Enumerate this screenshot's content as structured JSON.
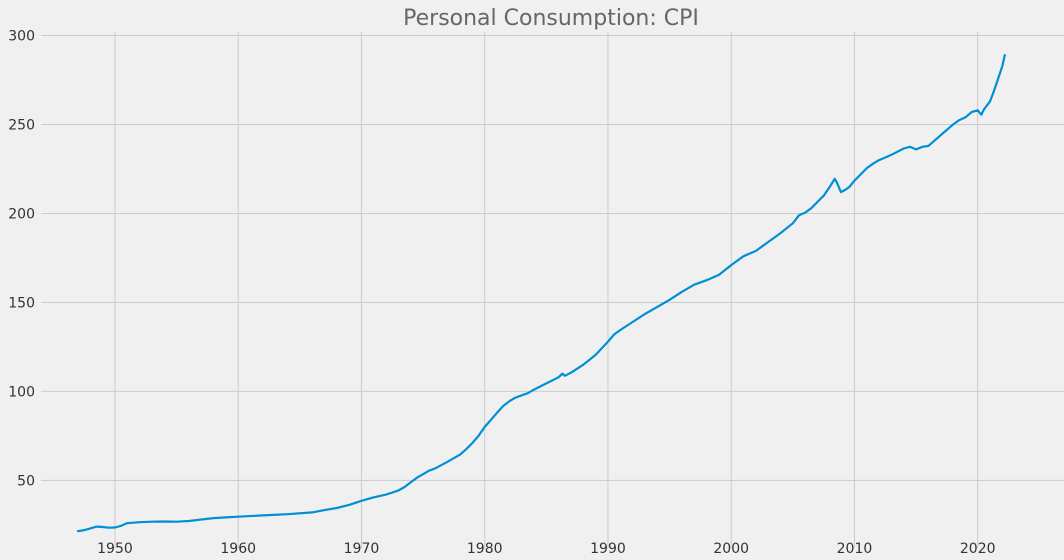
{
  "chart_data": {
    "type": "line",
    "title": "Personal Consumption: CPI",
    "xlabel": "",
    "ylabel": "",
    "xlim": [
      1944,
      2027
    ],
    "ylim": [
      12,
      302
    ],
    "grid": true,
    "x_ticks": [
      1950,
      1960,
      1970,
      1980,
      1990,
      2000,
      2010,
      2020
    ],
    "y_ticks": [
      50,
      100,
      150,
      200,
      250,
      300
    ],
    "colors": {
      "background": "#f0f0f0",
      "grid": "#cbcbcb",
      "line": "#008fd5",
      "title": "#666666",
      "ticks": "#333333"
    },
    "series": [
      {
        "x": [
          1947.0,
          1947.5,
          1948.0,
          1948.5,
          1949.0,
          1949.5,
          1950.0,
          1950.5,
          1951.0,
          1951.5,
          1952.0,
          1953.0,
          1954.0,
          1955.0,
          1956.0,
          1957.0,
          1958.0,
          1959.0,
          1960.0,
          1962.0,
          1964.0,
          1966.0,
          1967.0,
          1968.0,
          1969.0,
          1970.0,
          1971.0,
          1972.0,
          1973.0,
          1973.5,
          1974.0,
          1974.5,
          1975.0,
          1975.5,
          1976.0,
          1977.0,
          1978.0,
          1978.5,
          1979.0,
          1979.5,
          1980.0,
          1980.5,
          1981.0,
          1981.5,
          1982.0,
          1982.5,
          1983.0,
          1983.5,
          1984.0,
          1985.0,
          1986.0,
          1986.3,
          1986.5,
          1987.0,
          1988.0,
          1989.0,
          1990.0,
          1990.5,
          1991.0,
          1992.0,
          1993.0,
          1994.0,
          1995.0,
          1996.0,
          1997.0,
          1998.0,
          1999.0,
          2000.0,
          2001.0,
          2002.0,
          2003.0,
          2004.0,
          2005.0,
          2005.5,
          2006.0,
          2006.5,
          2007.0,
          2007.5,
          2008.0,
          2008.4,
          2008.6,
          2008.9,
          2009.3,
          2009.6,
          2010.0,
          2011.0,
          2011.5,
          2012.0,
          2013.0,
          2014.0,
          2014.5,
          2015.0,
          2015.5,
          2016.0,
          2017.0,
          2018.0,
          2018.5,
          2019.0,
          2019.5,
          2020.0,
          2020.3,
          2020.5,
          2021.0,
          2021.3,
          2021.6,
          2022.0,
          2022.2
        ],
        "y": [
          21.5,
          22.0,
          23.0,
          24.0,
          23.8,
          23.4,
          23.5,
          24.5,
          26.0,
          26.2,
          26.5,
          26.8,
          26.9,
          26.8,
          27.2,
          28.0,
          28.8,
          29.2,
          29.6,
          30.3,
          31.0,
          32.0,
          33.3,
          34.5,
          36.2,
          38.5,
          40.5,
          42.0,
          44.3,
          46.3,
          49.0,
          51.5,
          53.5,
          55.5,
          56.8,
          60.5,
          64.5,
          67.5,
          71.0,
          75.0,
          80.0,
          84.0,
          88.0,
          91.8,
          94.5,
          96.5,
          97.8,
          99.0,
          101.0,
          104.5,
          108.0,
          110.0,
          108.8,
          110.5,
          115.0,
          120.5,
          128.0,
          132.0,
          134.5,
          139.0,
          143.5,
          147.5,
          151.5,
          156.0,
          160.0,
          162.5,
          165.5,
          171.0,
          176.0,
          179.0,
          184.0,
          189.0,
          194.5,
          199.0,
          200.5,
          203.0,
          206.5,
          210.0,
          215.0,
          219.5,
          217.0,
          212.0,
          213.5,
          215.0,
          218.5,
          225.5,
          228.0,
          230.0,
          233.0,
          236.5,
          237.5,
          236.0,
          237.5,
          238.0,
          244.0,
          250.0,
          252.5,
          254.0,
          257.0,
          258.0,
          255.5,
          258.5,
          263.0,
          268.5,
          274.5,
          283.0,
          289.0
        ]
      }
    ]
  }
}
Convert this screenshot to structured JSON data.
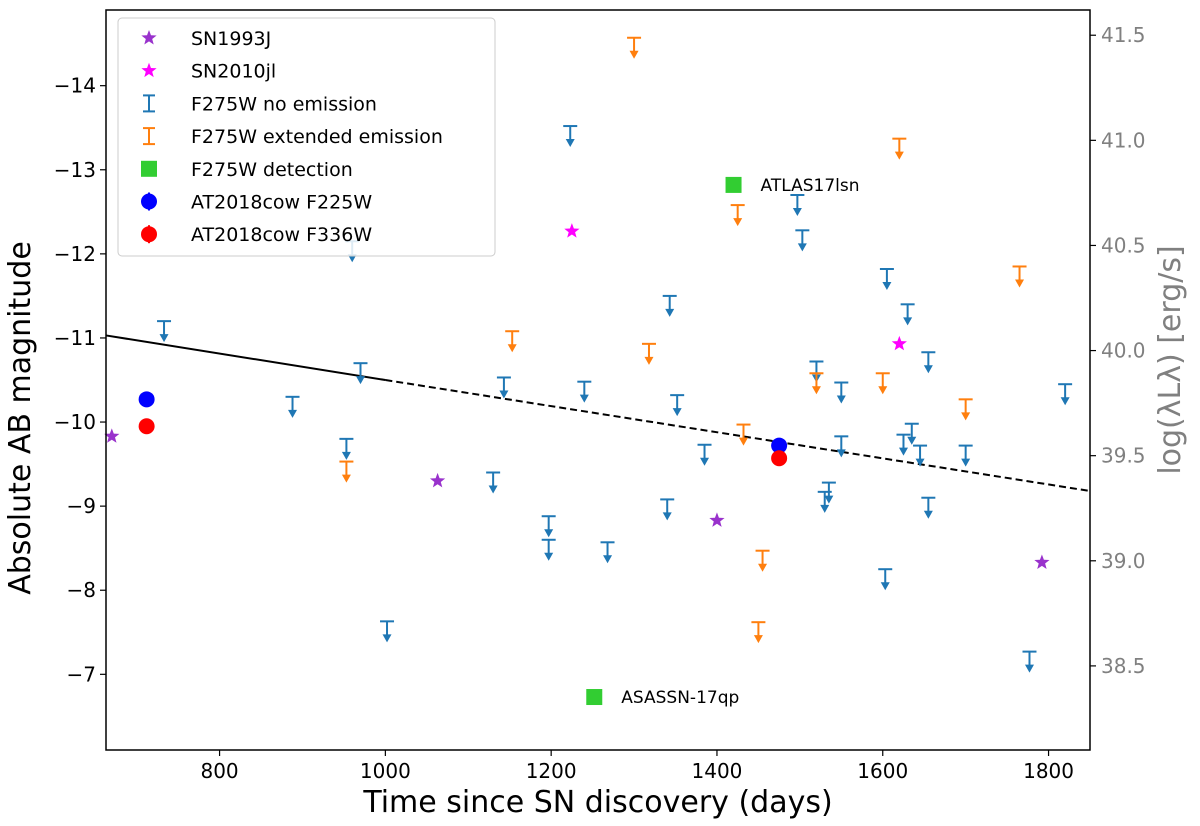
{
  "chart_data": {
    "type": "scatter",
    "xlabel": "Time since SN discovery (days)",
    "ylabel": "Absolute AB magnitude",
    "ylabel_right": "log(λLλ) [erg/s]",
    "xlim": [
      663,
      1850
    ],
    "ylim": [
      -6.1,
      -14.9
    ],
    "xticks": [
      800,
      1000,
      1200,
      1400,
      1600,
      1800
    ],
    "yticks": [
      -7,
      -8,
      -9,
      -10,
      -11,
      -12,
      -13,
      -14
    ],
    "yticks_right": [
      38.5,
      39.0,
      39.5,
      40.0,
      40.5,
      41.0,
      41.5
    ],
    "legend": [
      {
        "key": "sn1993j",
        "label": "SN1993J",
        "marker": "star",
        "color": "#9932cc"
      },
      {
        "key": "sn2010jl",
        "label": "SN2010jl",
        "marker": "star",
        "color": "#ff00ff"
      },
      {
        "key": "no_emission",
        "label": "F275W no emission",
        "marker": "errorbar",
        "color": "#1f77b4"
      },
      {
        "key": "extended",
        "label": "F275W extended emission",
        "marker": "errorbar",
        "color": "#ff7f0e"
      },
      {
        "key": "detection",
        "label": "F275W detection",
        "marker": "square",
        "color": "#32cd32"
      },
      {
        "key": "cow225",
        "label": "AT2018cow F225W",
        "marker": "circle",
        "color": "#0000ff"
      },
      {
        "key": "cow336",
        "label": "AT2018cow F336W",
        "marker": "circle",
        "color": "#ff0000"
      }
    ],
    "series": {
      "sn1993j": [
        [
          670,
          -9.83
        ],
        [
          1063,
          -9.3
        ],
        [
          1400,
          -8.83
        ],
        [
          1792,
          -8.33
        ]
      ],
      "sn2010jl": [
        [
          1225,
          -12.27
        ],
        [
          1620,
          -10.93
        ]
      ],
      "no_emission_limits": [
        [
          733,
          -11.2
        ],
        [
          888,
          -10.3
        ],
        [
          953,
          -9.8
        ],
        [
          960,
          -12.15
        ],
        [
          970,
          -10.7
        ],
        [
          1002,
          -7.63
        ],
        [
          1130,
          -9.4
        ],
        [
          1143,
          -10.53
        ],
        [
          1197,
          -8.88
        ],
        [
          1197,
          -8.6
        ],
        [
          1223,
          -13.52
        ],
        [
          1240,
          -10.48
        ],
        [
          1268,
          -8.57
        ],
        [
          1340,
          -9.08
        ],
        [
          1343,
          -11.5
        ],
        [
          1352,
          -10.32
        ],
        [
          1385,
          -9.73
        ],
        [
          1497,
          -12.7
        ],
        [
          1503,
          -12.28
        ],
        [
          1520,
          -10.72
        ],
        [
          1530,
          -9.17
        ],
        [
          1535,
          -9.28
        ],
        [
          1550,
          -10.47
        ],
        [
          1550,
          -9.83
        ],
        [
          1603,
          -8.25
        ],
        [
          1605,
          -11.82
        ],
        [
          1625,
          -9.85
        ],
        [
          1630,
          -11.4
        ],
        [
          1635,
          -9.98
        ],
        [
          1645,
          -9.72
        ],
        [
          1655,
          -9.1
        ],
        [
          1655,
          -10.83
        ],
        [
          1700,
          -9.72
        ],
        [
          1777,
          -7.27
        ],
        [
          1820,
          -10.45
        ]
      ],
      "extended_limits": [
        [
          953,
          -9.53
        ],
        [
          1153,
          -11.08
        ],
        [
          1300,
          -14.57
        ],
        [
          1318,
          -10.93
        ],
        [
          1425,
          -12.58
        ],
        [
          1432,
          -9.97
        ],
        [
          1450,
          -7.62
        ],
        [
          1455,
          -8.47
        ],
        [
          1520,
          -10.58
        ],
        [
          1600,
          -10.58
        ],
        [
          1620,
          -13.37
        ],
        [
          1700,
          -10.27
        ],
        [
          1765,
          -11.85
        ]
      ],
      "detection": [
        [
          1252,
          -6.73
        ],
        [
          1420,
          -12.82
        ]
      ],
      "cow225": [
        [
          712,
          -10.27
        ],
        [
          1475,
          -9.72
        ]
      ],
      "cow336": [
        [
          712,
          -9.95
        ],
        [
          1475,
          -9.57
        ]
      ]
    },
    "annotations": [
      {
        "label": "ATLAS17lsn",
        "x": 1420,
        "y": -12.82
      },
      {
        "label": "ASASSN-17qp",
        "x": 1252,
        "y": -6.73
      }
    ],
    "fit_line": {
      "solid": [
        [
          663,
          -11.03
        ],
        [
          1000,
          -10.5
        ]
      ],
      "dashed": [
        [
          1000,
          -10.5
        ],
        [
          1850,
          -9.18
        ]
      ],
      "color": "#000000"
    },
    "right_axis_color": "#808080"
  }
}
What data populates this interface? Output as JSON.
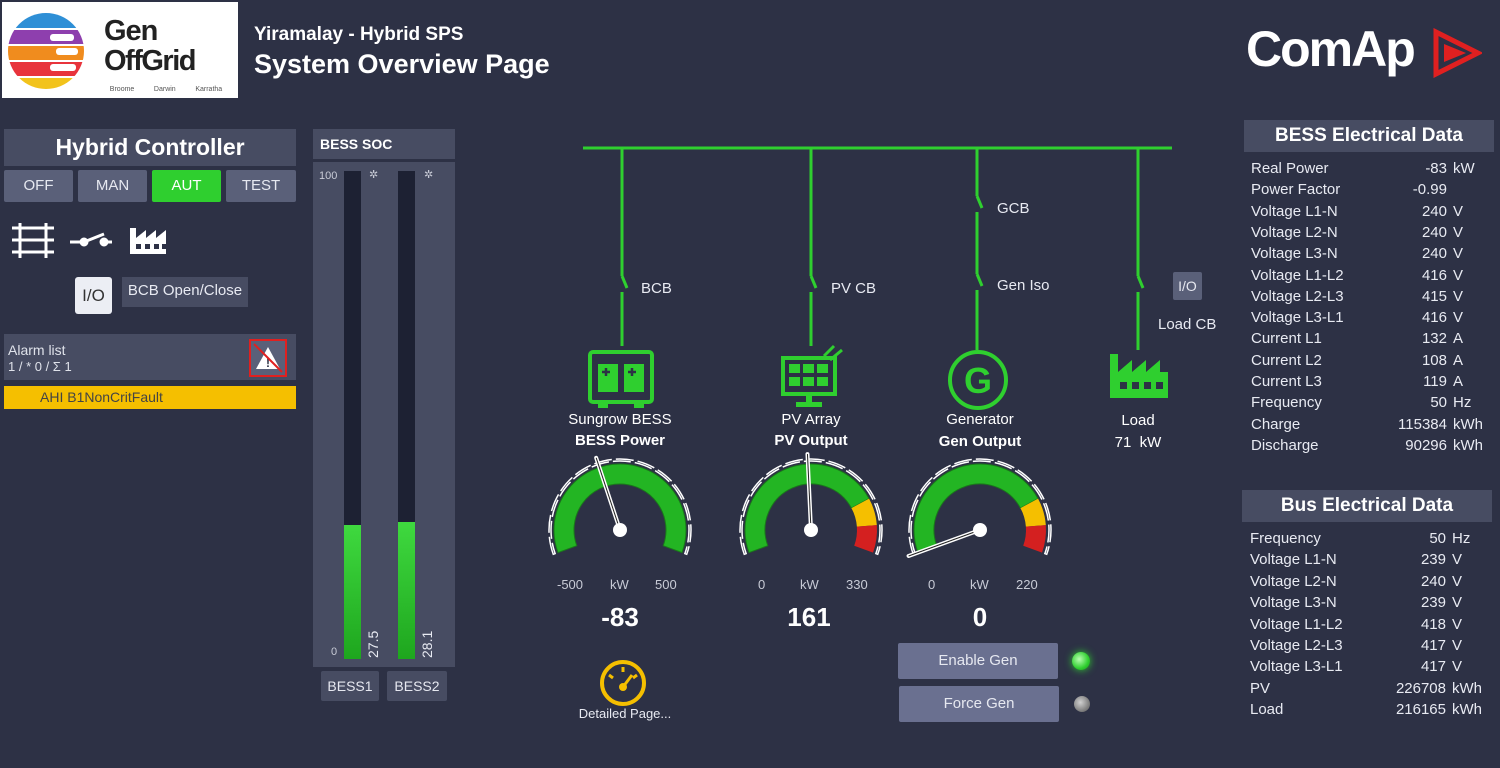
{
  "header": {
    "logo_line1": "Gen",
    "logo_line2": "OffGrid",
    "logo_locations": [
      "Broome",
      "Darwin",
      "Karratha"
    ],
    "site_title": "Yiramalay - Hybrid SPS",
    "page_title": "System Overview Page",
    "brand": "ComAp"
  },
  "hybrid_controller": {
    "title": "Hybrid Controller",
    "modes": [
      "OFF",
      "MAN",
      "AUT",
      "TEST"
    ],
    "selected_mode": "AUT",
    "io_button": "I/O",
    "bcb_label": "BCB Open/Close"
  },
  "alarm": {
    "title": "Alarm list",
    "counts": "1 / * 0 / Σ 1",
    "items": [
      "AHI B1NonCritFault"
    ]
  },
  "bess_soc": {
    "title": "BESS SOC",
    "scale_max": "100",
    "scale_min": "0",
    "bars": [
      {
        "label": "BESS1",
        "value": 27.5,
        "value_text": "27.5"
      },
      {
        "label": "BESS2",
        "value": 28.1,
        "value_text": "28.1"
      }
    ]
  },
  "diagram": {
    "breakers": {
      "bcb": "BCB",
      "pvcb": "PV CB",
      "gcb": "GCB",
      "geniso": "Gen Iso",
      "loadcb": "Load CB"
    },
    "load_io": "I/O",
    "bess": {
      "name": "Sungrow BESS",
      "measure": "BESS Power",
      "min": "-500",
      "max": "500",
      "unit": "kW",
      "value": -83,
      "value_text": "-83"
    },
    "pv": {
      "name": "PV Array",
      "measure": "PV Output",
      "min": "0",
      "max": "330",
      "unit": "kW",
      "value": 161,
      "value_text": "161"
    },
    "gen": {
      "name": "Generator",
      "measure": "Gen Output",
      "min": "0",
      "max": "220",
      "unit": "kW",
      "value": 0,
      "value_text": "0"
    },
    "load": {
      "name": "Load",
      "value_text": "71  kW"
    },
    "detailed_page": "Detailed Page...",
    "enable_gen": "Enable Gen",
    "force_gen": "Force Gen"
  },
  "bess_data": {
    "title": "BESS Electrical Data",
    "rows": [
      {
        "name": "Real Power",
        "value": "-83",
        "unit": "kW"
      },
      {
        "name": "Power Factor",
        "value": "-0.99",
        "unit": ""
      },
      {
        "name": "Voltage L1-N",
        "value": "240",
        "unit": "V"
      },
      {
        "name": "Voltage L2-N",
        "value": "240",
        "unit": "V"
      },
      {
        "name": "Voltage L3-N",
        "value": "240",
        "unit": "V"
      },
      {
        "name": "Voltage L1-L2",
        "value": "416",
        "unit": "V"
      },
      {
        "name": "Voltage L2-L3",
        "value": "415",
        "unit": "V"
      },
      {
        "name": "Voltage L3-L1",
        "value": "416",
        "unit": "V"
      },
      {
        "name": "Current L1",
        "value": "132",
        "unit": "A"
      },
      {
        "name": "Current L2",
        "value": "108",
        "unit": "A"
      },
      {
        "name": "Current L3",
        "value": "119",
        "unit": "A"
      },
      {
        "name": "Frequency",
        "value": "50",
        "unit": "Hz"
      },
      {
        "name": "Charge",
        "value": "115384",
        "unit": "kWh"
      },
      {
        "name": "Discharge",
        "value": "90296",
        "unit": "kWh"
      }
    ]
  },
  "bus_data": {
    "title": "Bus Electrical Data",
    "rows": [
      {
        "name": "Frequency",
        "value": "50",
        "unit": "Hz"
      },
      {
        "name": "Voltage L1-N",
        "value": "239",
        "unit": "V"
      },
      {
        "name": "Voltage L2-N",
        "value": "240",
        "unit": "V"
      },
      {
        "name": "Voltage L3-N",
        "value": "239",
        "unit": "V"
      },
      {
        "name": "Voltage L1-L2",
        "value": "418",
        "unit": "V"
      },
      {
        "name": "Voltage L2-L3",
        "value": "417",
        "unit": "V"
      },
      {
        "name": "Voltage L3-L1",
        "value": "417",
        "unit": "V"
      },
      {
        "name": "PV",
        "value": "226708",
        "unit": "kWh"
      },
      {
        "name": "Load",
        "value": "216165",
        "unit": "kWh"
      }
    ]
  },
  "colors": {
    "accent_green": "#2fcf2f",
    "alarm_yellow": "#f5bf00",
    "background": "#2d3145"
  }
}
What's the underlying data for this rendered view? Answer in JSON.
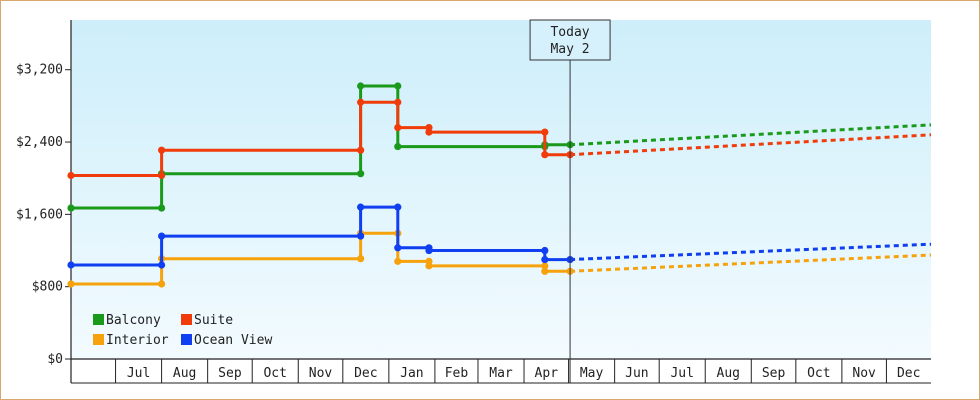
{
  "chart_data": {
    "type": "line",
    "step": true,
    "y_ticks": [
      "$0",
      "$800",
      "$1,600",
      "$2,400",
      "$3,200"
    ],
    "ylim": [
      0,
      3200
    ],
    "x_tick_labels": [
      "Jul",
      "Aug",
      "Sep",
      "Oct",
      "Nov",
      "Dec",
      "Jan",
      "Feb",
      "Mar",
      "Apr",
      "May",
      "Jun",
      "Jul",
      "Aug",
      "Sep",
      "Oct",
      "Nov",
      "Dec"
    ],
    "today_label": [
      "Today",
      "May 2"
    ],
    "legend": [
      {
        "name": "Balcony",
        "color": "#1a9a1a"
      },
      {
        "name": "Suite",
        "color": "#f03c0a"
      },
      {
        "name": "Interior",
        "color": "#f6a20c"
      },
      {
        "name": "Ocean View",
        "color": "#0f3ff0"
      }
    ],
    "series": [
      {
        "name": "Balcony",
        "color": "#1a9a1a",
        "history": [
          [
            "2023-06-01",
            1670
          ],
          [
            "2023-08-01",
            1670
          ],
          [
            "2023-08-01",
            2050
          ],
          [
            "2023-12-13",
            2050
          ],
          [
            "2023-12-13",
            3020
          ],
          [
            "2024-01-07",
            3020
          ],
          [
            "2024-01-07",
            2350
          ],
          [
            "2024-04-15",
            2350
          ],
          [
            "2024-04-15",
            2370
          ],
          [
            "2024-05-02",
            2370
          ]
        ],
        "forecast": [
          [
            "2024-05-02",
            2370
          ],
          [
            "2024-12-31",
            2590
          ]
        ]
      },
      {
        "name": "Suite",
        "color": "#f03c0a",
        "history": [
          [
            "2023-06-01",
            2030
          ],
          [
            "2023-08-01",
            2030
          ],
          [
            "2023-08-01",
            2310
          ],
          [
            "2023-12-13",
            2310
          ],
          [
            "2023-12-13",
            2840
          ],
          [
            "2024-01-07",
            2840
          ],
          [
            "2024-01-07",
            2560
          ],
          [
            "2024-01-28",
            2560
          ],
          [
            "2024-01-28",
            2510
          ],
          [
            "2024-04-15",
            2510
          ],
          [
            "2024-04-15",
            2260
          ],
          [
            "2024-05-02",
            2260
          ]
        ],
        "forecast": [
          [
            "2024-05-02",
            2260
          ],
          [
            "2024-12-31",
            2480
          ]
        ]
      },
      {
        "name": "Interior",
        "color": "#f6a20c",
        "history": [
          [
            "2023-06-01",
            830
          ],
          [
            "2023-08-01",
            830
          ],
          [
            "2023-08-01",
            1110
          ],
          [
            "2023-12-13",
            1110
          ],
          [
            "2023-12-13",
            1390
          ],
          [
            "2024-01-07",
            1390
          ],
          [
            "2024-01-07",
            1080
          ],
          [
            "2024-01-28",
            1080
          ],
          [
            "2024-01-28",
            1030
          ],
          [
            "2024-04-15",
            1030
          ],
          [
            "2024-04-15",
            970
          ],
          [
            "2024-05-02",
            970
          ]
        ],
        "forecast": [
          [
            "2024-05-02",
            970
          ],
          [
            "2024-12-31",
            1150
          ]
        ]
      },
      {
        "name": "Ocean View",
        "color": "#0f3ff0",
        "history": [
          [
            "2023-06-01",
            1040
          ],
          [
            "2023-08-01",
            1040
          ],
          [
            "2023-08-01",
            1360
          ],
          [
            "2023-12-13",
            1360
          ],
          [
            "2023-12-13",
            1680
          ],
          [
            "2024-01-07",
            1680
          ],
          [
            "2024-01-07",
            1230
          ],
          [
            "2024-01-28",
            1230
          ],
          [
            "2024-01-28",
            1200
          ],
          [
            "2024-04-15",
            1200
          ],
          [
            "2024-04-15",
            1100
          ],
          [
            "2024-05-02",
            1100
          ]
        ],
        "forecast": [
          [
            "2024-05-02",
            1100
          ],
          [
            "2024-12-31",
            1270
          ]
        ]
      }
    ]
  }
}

◆ Direction ◆
Using the records above, copy each line that contains "Electrical".

◆ Exercise answer ◆
    "title": "BESS Electrical Data",
    "title": "Bus Electrical Data",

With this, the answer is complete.